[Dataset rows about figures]
------------------------------------------------------------------------

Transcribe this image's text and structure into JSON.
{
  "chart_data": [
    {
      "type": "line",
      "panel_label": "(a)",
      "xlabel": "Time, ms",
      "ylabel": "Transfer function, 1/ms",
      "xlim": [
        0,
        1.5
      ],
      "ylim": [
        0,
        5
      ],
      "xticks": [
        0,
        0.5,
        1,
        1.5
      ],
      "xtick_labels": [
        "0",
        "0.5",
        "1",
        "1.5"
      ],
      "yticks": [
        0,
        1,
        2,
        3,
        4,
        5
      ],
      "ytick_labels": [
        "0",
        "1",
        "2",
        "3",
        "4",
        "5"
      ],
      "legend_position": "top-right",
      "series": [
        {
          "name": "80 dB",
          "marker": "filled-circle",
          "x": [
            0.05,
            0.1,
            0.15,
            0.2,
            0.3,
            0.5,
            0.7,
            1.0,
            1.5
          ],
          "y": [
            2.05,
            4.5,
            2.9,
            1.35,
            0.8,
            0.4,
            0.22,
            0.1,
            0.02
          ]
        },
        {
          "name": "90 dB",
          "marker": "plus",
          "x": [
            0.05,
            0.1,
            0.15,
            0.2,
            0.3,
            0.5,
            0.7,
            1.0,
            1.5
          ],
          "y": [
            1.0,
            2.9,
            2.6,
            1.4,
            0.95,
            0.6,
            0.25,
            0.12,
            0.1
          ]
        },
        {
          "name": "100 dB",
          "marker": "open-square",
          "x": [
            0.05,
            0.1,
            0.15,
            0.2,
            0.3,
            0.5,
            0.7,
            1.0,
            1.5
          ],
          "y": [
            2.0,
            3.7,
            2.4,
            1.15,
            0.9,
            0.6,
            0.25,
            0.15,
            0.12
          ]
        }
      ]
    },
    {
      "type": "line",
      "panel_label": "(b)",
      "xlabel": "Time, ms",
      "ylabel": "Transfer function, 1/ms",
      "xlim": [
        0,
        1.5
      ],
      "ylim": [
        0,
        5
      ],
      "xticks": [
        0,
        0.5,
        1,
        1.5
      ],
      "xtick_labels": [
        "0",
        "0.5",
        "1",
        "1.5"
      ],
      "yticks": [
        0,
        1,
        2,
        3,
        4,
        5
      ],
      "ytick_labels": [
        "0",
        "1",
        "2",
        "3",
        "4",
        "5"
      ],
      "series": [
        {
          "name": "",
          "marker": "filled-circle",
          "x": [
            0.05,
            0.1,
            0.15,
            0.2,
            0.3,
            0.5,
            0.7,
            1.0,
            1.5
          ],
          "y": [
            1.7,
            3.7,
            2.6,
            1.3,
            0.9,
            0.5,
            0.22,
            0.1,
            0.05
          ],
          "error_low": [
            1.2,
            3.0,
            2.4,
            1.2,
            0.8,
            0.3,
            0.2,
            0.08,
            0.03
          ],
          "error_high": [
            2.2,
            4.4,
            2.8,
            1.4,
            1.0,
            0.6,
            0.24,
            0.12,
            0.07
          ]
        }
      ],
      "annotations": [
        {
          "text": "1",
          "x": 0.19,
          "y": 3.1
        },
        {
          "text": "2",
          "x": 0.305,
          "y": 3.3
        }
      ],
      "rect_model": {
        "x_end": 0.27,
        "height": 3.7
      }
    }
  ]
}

------------------------------------------------------------------------

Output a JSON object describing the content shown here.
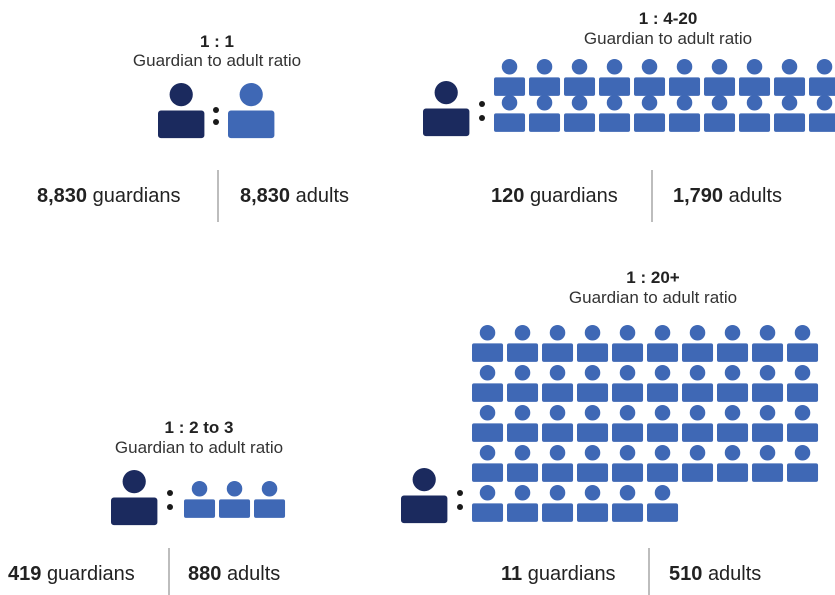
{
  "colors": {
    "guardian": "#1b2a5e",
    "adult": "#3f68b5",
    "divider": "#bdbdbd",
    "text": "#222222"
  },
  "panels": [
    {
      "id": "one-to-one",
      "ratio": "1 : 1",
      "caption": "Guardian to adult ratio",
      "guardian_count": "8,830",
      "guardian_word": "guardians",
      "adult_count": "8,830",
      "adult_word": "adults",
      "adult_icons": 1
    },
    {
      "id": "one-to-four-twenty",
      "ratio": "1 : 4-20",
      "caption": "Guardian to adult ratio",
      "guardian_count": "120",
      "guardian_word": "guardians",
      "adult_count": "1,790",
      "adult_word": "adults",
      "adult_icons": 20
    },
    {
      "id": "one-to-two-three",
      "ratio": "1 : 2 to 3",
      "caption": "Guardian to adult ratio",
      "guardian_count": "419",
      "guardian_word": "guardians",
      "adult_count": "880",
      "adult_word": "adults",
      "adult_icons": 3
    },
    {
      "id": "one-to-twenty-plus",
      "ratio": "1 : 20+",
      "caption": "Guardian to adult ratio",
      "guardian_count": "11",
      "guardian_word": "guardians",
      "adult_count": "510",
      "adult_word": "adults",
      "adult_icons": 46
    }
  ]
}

------------------------------------------------------------------------

◆ Exercise
Lines containing the word "twenty" are to be counted in the listing; state their number alone.

◆ Solution to this task
2